> **WHAT THIS TASK INVOLVES**
Could you reproduce, unchanged, everything in the data from the line containing "candle-body [238, 373, 242, 377]" down to the line containing "candle-body [37, 351, 41, 353]", including both of those lines?
---
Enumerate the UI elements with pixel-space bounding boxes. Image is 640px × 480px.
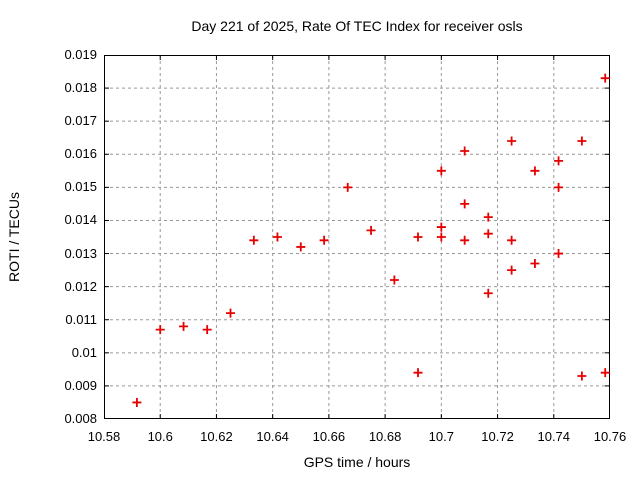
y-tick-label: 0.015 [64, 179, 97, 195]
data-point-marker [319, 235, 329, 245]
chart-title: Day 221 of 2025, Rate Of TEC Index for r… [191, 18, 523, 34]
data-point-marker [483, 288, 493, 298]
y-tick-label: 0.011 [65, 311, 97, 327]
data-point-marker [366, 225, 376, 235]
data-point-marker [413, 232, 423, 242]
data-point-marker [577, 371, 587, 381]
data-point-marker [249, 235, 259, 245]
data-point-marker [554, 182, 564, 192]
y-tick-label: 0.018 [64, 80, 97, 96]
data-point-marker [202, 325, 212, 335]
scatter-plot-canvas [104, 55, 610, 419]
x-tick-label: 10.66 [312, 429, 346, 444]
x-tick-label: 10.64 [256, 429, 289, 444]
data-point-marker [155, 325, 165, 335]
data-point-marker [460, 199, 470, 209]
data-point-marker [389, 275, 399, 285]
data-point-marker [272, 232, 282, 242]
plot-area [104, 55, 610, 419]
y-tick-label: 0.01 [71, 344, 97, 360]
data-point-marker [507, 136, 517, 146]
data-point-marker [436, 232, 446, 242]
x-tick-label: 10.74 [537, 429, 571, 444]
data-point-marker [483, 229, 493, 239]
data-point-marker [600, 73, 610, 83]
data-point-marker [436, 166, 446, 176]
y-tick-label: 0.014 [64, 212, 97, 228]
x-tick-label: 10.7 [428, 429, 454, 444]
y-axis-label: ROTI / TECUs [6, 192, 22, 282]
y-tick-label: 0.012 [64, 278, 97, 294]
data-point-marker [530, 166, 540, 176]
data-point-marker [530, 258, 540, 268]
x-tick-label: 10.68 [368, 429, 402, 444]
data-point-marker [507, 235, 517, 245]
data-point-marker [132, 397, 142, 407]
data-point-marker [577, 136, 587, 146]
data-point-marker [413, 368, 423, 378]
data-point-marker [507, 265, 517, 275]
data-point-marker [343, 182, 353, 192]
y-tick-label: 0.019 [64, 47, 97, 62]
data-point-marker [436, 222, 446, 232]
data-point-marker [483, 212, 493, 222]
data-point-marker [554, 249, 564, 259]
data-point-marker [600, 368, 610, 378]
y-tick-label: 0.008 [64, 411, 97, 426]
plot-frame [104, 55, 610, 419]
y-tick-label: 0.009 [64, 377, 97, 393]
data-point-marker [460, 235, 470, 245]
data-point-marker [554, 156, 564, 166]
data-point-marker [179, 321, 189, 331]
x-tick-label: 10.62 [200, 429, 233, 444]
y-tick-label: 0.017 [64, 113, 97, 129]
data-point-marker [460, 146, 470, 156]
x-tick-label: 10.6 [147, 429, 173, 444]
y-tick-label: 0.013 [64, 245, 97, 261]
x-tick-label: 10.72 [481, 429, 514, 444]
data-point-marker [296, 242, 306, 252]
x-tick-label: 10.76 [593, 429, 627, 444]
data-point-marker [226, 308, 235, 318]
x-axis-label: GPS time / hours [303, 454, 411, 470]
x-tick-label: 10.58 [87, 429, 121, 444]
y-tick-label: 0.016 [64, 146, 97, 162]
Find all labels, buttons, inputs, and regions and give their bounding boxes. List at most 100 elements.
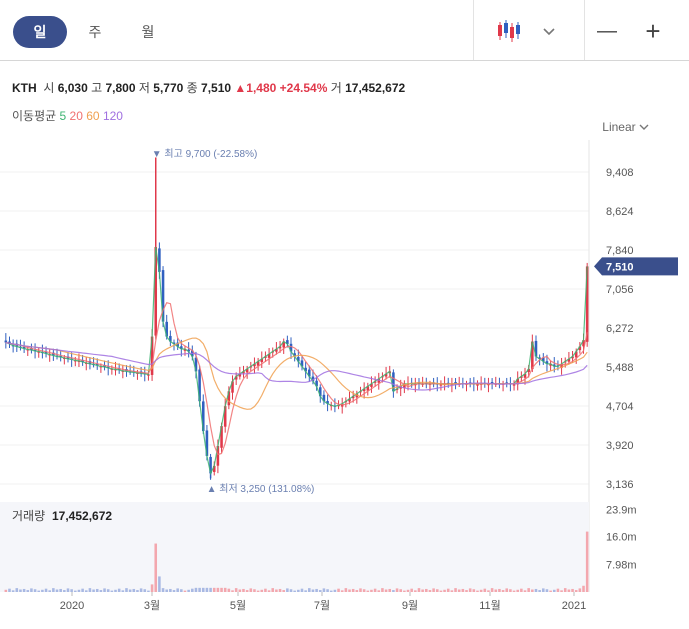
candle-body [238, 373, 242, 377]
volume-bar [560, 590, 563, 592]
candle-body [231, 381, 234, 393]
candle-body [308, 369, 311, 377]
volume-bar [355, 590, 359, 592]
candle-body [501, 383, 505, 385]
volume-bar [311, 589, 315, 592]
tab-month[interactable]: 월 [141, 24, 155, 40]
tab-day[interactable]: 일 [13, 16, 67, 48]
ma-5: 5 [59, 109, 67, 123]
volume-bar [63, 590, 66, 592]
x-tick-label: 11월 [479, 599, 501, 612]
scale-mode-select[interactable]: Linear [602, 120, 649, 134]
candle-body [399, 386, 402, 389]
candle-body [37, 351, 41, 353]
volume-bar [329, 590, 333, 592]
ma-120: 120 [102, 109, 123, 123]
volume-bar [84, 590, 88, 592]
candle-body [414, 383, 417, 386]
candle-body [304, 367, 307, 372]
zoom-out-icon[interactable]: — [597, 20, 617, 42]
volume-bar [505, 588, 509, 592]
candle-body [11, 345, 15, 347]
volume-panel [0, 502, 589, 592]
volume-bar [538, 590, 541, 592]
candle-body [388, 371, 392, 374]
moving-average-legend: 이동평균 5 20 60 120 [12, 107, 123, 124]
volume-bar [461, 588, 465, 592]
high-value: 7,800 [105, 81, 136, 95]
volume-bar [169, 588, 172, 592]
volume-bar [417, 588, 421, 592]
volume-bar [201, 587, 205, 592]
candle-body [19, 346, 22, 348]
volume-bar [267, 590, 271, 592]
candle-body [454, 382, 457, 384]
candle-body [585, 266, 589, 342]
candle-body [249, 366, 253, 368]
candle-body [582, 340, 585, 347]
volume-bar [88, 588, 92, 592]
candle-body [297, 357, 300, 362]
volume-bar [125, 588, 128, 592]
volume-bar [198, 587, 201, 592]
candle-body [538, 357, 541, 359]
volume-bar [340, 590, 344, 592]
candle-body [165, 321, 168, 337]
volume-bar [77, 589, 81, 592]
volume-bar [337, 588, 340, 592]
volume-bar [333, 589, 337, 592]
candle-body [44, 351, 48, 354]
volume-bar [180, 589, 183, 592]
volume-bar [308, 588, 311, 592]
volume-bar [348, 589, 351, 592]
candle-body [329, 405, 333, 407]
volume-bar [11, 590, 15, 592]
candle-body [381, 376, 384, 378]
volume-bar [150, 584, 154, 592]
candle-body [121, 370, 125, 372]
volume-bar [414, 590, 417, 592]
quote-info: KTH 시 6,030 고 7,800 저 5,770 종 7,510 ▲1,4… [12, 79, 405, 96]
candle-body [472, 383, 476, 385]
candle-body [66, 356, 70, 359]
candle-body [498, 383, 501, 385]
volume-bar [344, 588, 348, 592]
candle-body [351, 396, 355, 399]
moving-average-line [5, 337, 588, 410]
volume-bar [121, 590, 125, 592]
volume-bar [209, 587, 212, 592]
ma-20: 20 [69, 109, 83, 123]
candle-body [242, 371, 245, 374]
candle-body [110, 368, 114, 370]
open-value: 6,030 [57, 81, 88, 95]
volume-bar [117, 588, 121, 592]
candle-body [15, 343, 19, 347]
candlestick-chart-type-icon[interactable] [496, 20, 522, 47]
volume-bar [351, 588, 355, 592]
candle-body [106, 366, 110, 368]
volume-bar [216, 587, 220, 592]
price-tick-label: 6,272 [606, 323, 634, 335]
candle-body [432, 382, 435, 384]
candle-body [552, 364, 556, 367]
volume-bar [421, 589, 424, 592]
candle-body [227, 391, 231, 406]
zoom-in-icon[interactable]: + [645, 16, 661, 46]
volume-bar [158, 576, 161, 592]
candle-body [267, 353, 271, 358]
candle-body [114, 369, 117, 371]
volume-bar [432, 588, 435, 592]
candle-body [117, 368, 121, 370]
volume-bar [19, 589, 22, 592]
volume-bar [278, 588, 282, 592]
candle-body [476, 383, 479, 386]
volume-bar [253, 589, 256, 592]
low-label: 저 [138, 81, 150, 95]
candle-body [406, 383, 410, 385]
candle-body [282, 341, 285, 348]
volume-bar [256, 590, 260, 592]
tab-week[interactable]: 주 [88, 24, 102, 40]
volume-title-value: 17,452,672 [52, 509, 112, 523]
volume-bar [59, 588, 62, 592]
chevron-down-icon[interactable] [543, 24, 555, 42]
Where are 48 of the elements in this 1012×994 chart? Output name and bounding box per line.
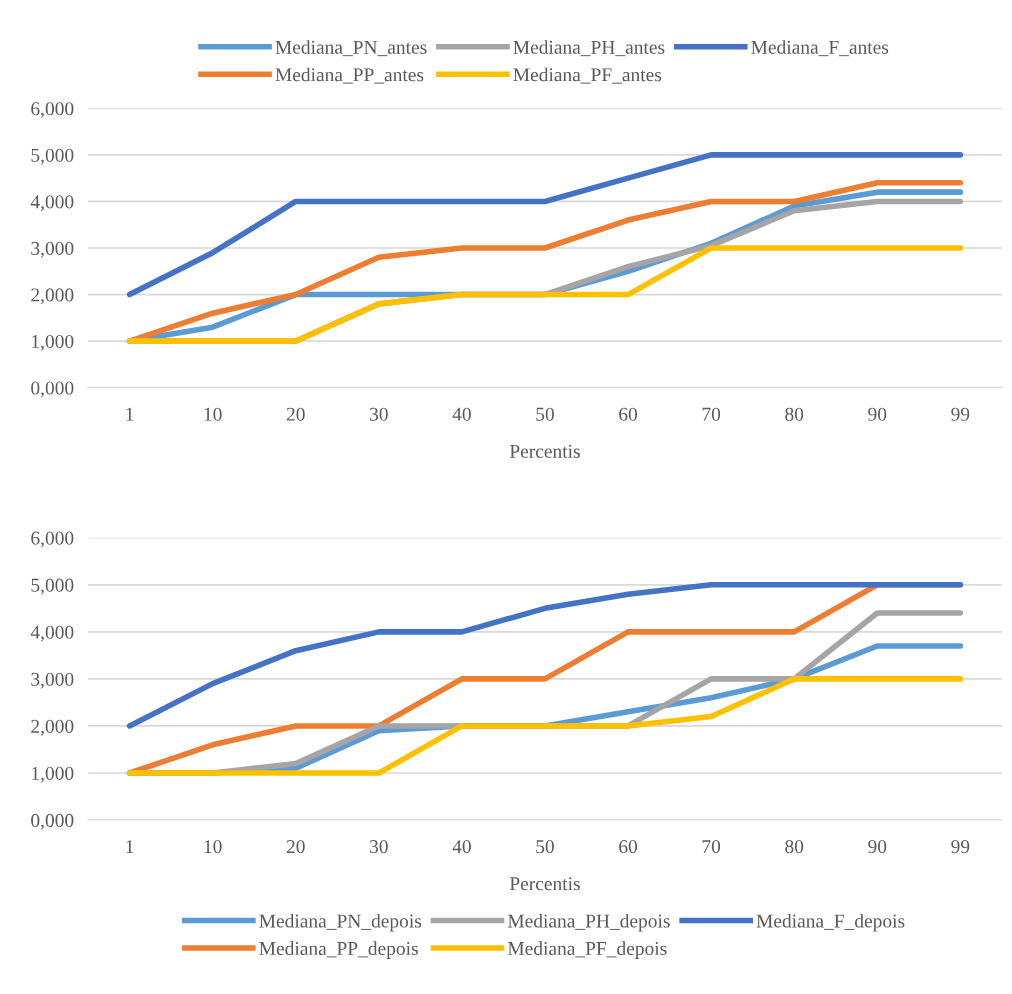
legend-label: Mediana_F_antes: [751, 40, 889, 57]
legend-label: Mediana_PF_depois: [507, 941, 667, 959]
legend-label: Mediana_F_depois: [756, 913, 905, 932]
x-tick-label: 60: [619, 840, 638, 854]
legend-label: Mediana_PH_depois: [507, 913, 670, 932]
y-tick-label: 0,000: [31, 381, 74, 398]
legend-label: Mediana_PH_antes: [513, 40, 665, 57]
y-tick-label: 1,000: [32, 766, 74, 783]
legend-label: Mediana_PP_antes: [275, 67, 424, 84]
---
> **EXERCISE RESPONSE**
candle-body [238, 373, 242, 377]
volume-bar [560, 590, 563, 592]
candle-body [231, 381, 234, 393]
candle-body [308, 369, 311, 377]
volume-bar [355, 590, 359, 592]
candle-body [501, 383, 505, 385]
volume-bar [311, 589, 315, 592]
tab-month[interactable]: 월 [141, 24, 155, 40]
tab-day[interactable]: 일 [13, 16, 67, 48]
ma-5: 5 [59, 109, 67, 123]
volume-bar [63, 590, 66, 592]
x-tick-label: 11월 [479, 599, 501, 612]
scale-mode-select[interactable]: Linear [602, 120, 649, 134]
candle-body [399, 386, 402, 389]
candle-body [37, 351, 41, 353]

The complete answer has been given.